What is needed - Type out all the records word for word. Any pictures are to be left out.

**** Provided records ****

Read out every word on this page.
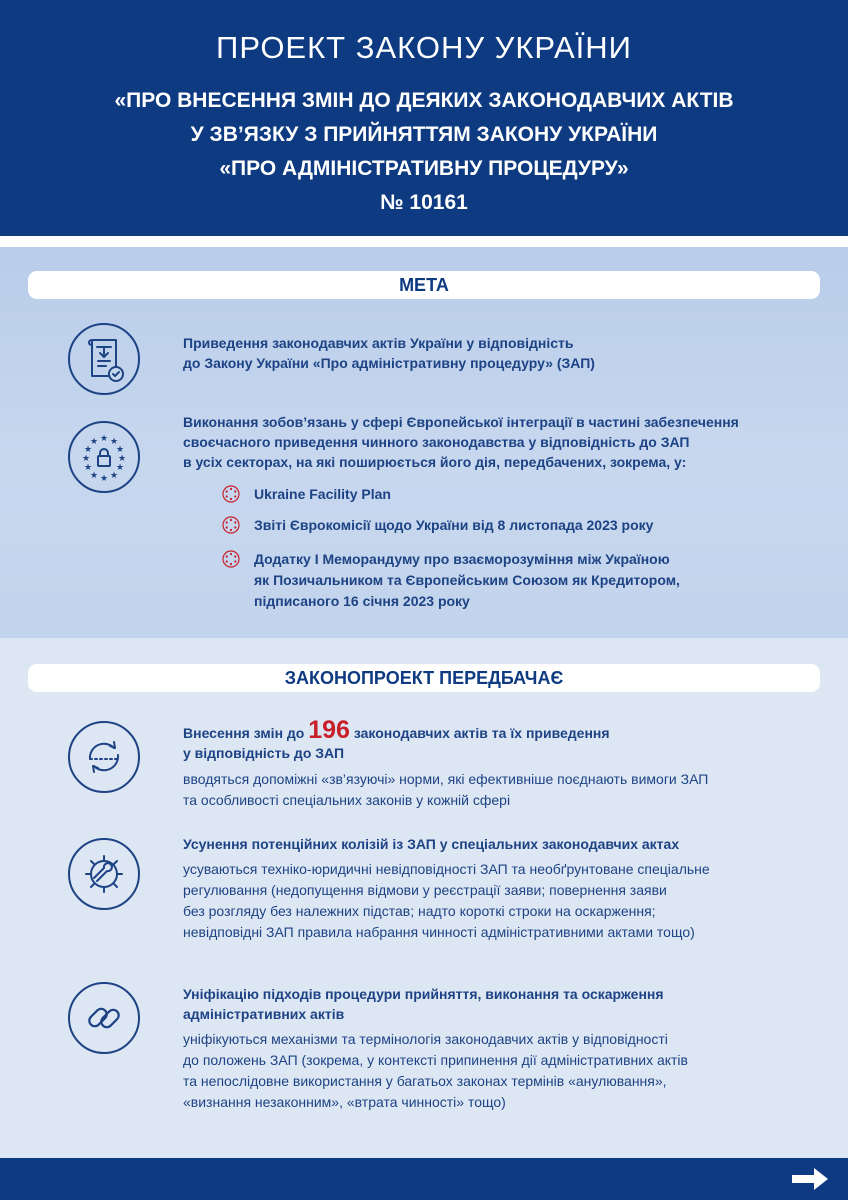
ПРОЕКТ ЗАКОНУ УКРАЇНИ
«ПРО ВНЕСЕННЯ ЗМІН ДО ДЕЯКИХ ЗАКОНОДАВЧИХ АКТІВ
У ЗВ’ЯЗКУ З ПРИЙНЯТТЯМ ЗАКОНУ УКРАЇНИ
«ПРО АДМІНІСТРАТИВНУ ПРОЦЕДУРУ»
№ 10161
МЕТА
Приведення законодавчих актів України у відповідність
до Закону України «Про адміністративну процедуру» (ЗАП)
★ ★
★
★
★
★
★
★
★
★
★
★
Виконання зобов’язань у сфері Європейської інтеграції в частині забезпечення
своєчасного приведення чинного законодавства у відповідність до ЗАП
в усіх секторах, на які поширюється його дія, передбачених, зокрема, у:
Ukraine Facility Plan
Звіті Єврокомісії щодо України від 8 листопада 2023 року
Додатку І Меморандуму про взаєморозуміння між Україною
як Позичальником та Європейським Союзом як Кредитором,
підписаного 16 січня 2023 року
ЗАКОНОПРОЕКТ ПЕРЕДБАЧАЄ
Внесення змін до 196 законодавчих актів та їх приведення
у відповідність до ЗАП
вводяться допоміжні «зв’язуючі» норми, які ефективніше поєднають вимоги ЗАП
та особливості спеціальних законів у кожній сфері
Усунення потенційних колізій із ЗАП у спеціальних законодавчих актах
усуваються техніко-юридичні невідповідності ЗАП та необґрунтоване спеціальне
регулювання (недопущення відмови у реєстрації заяви; повернення заяви
без розгляду без належних підстав; надто короткі строки на оскарження;
невідповідні ЗАП правила набрання чинності адміністративними актами тощо)
Уніфікацію підходів процедури прийняття, виконання та оскарження
адміністративних актів
уніфікуються механізми та термінологія законодавчих актів у відповідності
до положень ЗАП (зокрема, у контексті припинення дії адміністративних актів
та непослідовне використання у багатьох законах термінів «анулювання»,
«визнання незаконним», «втрата чинності» тощо)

****

Response for this exercise -
Read out every word on this page.
ПРОЕКТ ЗАКОНУ УКРАЇНИ
«ПРО ВНЕСЕННЯ ЗМІН ДО ДЕЯКИХ ЗАКОНОДАВЧИХ АКТІВ
У ЗВ’ЯЗКУ З ПРИЙНЯТТЯМ ЗАКОНУ УКРАЇНИ
«ПРО АДМІНІСТРАТИВНУ ПРОЦЕДУРУ»
№ 10161
МЕТА
Приведення законодавчих актів України у відповідність
до Закону України «Про адміністративну процедуру» (ЗАП)
★ ★
★
★
★
★
★
★
★
★
★
★
Виконання зобов’язань у сфері Європейської інтеграції в частині забезпечення
своєчасного приведення чинного законодавства у відповідність до ЗАП
в усіх секторах, на які поширюється його дія, передбачених, зокрема, у:
Ukraine Facility Plan
Звіті Єврокомісії щодо України від 8 листопада 2023 року
Додатку І Меморандуму про взаєморозуміння між Україною
як Позичальником та Європейським Союзом як Кредитором,
підписаного 16 січня 2023 року
ЗАКОНОПРОЕКТ ПЕРЕДБАЧАЄ
Внесення змін до 196 законодавчих актів та їх приведення
у відповідність до ЗАП
вводяться допоміжні «зв’язуючі» норми, які ефективніше поєднають вимоги ЗАП
та особливості спеціальних законів у кожній сфері
Усунення потенційних колізій із ЗАП у спеціальних законодавчих актах
усуваються техніко-юридичні невідповідності ЗАП та необґрунтоване спеціальне
регулювання (недопущення відмови у реєстрації заяви; повернення заяви
без розгляду без належних підстав; надто короткі строки на оскарження;
невідповідні ЗАП правила набрання чинності адміністративними актами тощо)
Уніфікацію підходів процедури прийняття, виконання та оскарження
адміністративних актів
уніфікуються механізми та термінологія законодавчих актів у відповідності
до положень ЗАП (зокрема, у контексті припинення дії адміністративних актів
та непослідовне використання у багатьох законах термінів «анулювання»,
«визнання незаконним», «втрата чинності» тощо)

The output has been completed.